What you have to do
Copy all lines below containing "marker".

+--

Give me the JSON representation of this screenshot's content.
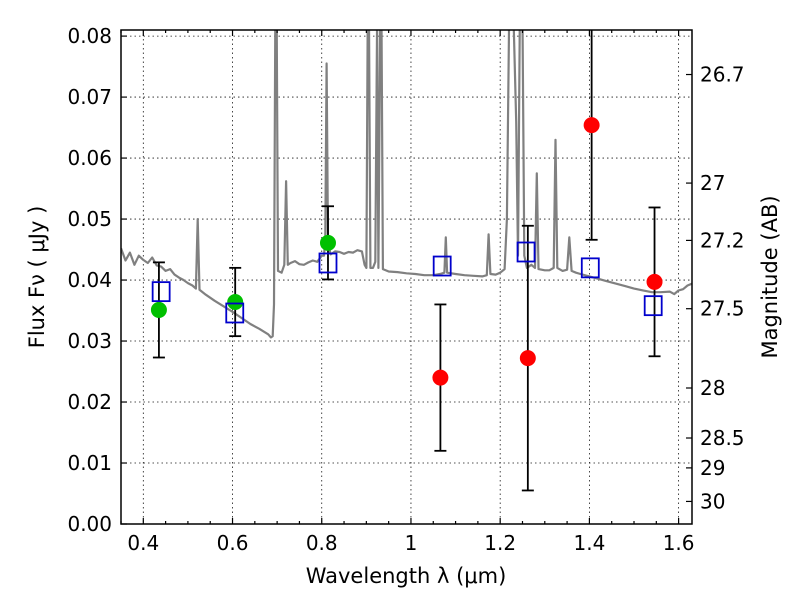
{
  "chart_data": {
    "type": "scatter",
    "title": "",
    "xlabel": "Wavelength  λ (μm)",
    "ylabel": "Flux  Fν  ( μJy )",
    "ylabel_right": "Magnitude (AB)",
    "xlim": [
      0.35,
      1.63
    ],
    "ylim": [
      0.0,
      0.081
    ],
    "grid": true,
    "x_ticks": [
      0.4,
      0.6,
      0.8,
      1.0,
      1.2,
      1.4,
      1.6
    ],
    "x_tick_labels": [
      "0.4",
      "0.6",
      "0.8",
      "1",
      "1.2",
      "1.4",
      "1.6"
    ],
    "y_ticks": [
      0.0,
      0.01,
      0.02,
      0.03,
      0.04,
      0.05,
      0.06,
      0.07,
      0.08
    ],
    "y_tick_labels": [
      "0.00",
      "0.01",
      "0.02",
      "0.03",
      "0.04",
      "0.05",
      "0.06",
      "0.07",
      "0.08"
    ],
    "right_ticks": [
      {
        "label": "26.7",
        "flux": 0.0737
      },
      {
        "label": "27",
        "flux": 0.0559
      },
      {
        "label": "27.2",
        "flux": 0.0465
      },
      {
        "label": "27.5",
        "flux": 0.0353
      },
      {
        "label": "28",
        "flux": 0.0223
      },
      {
        "label": "28.5",
        "flux": 0.0141
      },
      {
        "label": "29",
        "flux": 0.0092
      },
      {
        "label": "30",
        "flux": 0.0037
      }
    ],
    "series": [
      {
        "marker": "green-circle",
        "points": [
          {
            "x": 0.435,
            "y": 0.0351,
            "err": 0.0078
          },
          {
            "x": 0.606,
            "y": 0.0364,
            "err": 0.0056
          },
          {
            "x": 0.814,
            "y": 0.0461,
            "err": 0.006
          }
        ]
      },
      {
        "marker": "red-circle",
        "points": [
          {
            "x": 1.066,
            "y": 0.024,
            "err": 0.012
          },
          {
            "x": 1.262,
            "y": 0.0272,
            "err": 0.0217
          },
          {
            "x": 1.405,
            "y": 0.0654,
            "err": 0.0188
          },
          {
            "x": 1.546,
            "y": 0.0397,
            "err": 0.0122
          }
        ]
      },
      {
        "marker": "blue-open-square",
        "points": [
          {
            "x": 0.44,
            "y": 0.0381
          },
          {
            "x": 0.605,
            "y": 0.0346
          },
          {
            "x": 0.814,
            "y": 0.0428
          },
          {
            "x": 1.07,
            "y": 0.0423
          },
          {
            "x": 1.258,
            "y": 0.0446
          },
          {
            "x": 1.402,
            "y": 0.042
          },
          {
            "x": 1.543,
            "y": 0.0358
          }
        ]
      }
    ],
    "spectrum": [
      [
        0.35,
        0.0452
      ],
      [
        0.36,
        0.0432
      ],
      [
        0.37,
        0.0445
      ],
      [
        0.38,
        0.0425
      ],
      [
        0.39,
        0.044
      ],
      [
        0.4,
        0.0433
      ],
      [
        0.41,
        0.0428
      ],
      [
        0.42,
        0.0437
      ],
      [
        0.43,
        0.0424
      ],
      [
        0.44,
        0.0422
      ],
      [
        0.45,
        0.0415
      ],
      [
        0.46,
        0.0418
      ],
      [
        0.47,
        0.0409
      ],
      [
        0.48,
        0.0404
      ],
      [
        0.49,
        0.04
      ],
      [
        0.5,
        0.0395
      ],
      [
        0.51,
        0.0391
      ],
      [
        0.518,
        0.0386
      ],
      [
        0.522,
        0.05
      ],
      [
        0.526,
        0.0384
      ],
      [
        0.54,
        0.0376
      ],
      [
        0.56,
        0.0366
      ],
      [
        0.58,
        0.0357
      ],
      [
        0.6,
        0.0348
      ],
      [
        0.62,
        0.0338
      ],
      [
        0.64,
        0.0328
      ],
      [
        0.66,
        0.032
      ],
      [
        0.68,
        0.0311
      ],
      [
        0.686,
        0.0306
      ],
      [
        0.69,
        0.0308
      ],
      [
        0.693,
        0.036
      ],
      [
        0.696,
        0.0825
      ],
      [
        0.699,
        0.0825
      ],
      [
        0.702,
        0.0415
      ],
      [
        0.71,
        0.0412
      ],
      [
        0.716,
        0.0425
      ],
      [
        0.72,
        0.0562
      ],
      [
        0.724,
        0.0425
      ],
      [
        0.73,
        0.0428
      ],
      [
        0.74,
        0.0431
      ],
      [
        0.75,
        0.0426
      ],
      [
        0.76,
        0.0425
      ],
      [
        0.77,
        0.0429
      ],
      [
        0.78,
        0.0432
      ],
      [
        0.79,
        0.043
      ],
      [
        0.8,
        0.044
      ],
      [
        0.805,
        0.044
      ],
      [
        0.808,
        0.047
      ],
      [
        0.811,
        0.0755
      ],
      [
        0.814,
        0.046
      ],
      [
        0.82,
        0.0442
      ],
      [
        0.83,
        0.0447
      ],
      [
        0.84,
        0.0446
      ],
      [
        0.85,
        0.0443
      ],
      [
        0.86,
        0.0446
      ],
      [
        0.87,
        0.0445
      ],
      [
        0.88,
        0.0449
      ],
      [
        0.89,
        0.0447
      ],
      [
        0.896,
        0.0425
      ],
      [
        0.9,
        0.042
      ],
      [
        0.903,
        0.0825
      ],
      [
        0.906,
        0.0825
      ],
      [
        0.909,
        0.042
      ],
      [
        0.915,
        0.042
      ],
      [
        0.92,
        0.043
      ],
      [
        0.924,
        0.0825
      ],
      [
        0.927,
        0.042
      ],
      [
        0.931,
        0.0825
      ],
      [
        0.934,
        0.0825
      ],
      [
        0.937,
        0.0418
      ],
      [
        0.95,
        0.0414
      ],
      [
        0.97,
        0.0413
      ],
      [
        0.99,
        0.0411
      ],
      [
        1.01,
        0.041
      ],
      [
        1.03,
        0.0408
      ],
      [
        1.05,
        0.0408
      ],
      [
        1.065,
        0.041
      ],
      [
        1.075,
        0.0412
      ],
      [
        1.078,
        0.047
      ],
      [
        1.081,
        0.0412
      ],
      [
        1.1,
        0.041
      ],
      [
        1.12,
        0.0408
      ],
      [
        1.14,
        0.0407
      ],
      [
        1.16,
        0.0406
      ],
      [
        1.17,
        0.0408
      ],
      [
        1.174,
        0.0475
      ],
      [
        1.178,
        0.041
      ],
      [
        1.19,
        0.0409
      ],
      [
        1.2,
        0.0412
      ],
      [
        1.21,
        0.0418
      ],
      [
        1.215,
        0.05
      ],
      [
        1.22,
        0.0825
      ],
      [
        1.23,
        0.0825
      ],
      [
        1.236,
        0.066
      ],
      [
        1.24,
        0.044
      ],
      [
        1.244,
        0.0825
      ],
      [
        1.25,
        0.0825
      ],
      [
        1.254,
        0.044
      ],
      [
        1.26,
        0.042
      ],
      [
        1.27,
        0.0425
      ],
      [
        1.278,
        0.042
      ],
      [
        1.282,
        0.0575
      ],
      [
        1.286,
        0.0418
      ],
      [
        1.3,
        0.0416
      ],
      [
        1.31,
        0.0416
      ],
      [
        1.32,
        0.042
      ],
      [
        1.324,
        0.063
      ],
      [
        1.328,
        0.042
      ],
      [
        1.34,
        0.0415
      ],
      [
        1.35,
        0.0417
      ],
      [
        1.355,
        0.047
      ],
      [
        1.36,
        0.0415
      ],
      [
        1.37,
        0.0412
      ],
      [
        1.38,
        0.041
      ],
      [
        1.4,
        0.0406
      ],
      [
        1.42,
        0.0402
      ],
      [
        1.44,
        0.0398
      ],
      [
        1.46,
        0.0394
      ],
      [
        1.48,
        0.039
      ],
      [
        1.5,
        0.0386
      ],
      [
        1.52,
        0.0383
      ],
      [
        1.54,
        0.038
      ],
      [
        1.56,
        0.038
      ],
      [
        1.58,
        0.0381
      ],
      [
        1.59,
        0.0377
      ],
      [
        1.6,
        0.0383
      ],
      [
        1.61,
        0.0385
      ],
      [
        1.62,
        0.0391
      ],
      [
        1.63,
        0.0394
      ]
    ]
  }
}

+--

The output
        "marker": "green-circle",
        "marker": "red-circle",
        "marker": "blue-open-square",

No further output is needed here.